- **TASK OBJECTIVE**
Check every line of the material below for "label". Give the number of lines that have it, and only that.

Start of STORED RECORDS

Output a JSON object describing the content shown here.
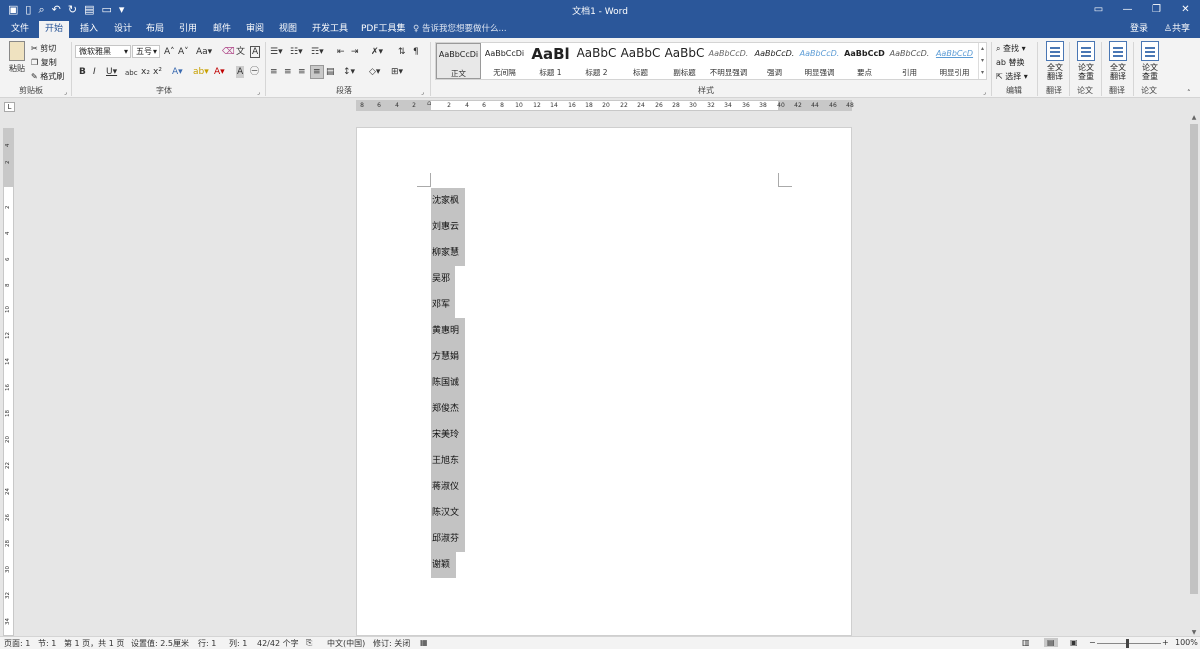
{
  "window": {
    "title": "文档1 - Word",
    "quick_access_icons": [
      "save-icon",
      "new-document-icon",
      "print-preview-icon",
      "undo-icon",
      "redo-icon",
      "form-icon",
      "open-folder-icon",
      "customize-qat-icon"
    ]
  },
  "tabs": [
    "文件",
    "开始",
    "插入",
    "设计",
    "布局",
    "引用",
    "邮件",
    "审阅",
    "视图",
    "开发工具",
    "PDF工具集"
  ],
  "active_tab": "开始",
  "tell_me": "告诉我您想要做什么...",
  "account": {
    "login": "登录",
    "share": "共享"
  },
  "clipboard": {
    "paste": "粘贴",
    "cut": "剪切",
    "copy": "复制",
    "format_painter": "格式刷",
    "label": "剪贴板"
  },
  "font": {
    "name": "微软雅黑",
    "size": "五号",
    "label": "字体"
  },
  "paragraph": {
    "label": "段落"
  },
  "styles": {
    "label": "样式",
    "items": [
      {
        "sample": "AaBbCcDi",
        "name": "正文"
      },
      {
        "sample": "AaBbCcDi",
        "name": "无间隔"
      },
      {
        "sample": "AaBl",
        "name": "标题 1"
      },
      {
        "sample": "AaBbC",
        "name": "标题 2"
      },
      {
        "sample": "AaBbC",
        "name": "标题"
      },
      {
        "sample": "AaBbC",
        "name": "副标题"
      },
      {
        "sample": "AaBbCcD.",
        "name": "不明显强调"
      },
      {
        "sample": "AaBbCcD.",
        "name": "强调"
      },
      {
        "sample": "AaBbCcD.",
        "name": "明显强调"
      },
      {
        "sample": "AaBbCcD",
        "name": "要点"
      },
      {
        "sample": "AaBbCcD.",
        "name": "引用"
      },
      {
        "sample": "AaBbCcD",
        "name": "明显引用"
      }
    ]
  },
  "editing": {
    "find": "查找",
    "replace": "替换",
    "select": "选择",
    "label": "编辑"
  },
  "translate1": {
    "line1": "全文",
    "line2": "翻译",
    "label": "翻译"
  },
  "paper1": {
    "line1": "论文",
    "line2": "查重",
    "label": "论文"
  },
  "translate2": {
    "line1": "全文",
    "line2": "翻译",
    "label": "翻译"
  },
  "paper2": {
    "line1": "论文",
    "line2": "查重",
    "label": "论文"
  },
  "ruler_ticks": [
    "8",
    "6",
    "4",
    "2",
    "2",
    "4",
    "6",
    "8",
    "10",
    "12",
    "14",
    "16",
    "18",
    "20",
    "22",
    "24",
    "26",
    "28",
    "30",
    "32",
    "34",
    "36",
    "38",
    "40",
    "42",
    "44",
    "46",
    "48"
  ],
  "vruler_ticks": [
    "4",
    "2",
    "2",
    "4",
    "6",
    "8",
    "10",
    "12",
    "14",
    "16",
    "18",
    "20",
    "22",
    "24",
    "26",
    "28",
    "30",
    "32",
    "34"
  ],
  "document": {
    "names": [
      "沈家枫",
      "刘惠云",
      "柳家慧",
      "吴邪",
      "邓军",
      "黄惠明",
      "方慧娟",
      "陈国诚",
      "郑俊杰",
      "宋美玲",
      "王旭东",
      "蒋淑仪",
      "陈汉文",
      "邱淑芬",
      "谢颖"
    ]
  },
  "status": {
    "page": "页面: 1",
    "section": "节: 1",
    "page_of": "第 1 页，共 1 页",
    "setting": "设置值: 2.5厘米",
    "line": "行: 1",
    "column": "列: 1",
    "words": "42/42 个字",
    "language": "中文(中国)",
    "track": "修订: 关闭",
    "zoom": "100%"
  }
}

End of STORED RECORDS

- **SOLUTION FOR THIS TASK**
9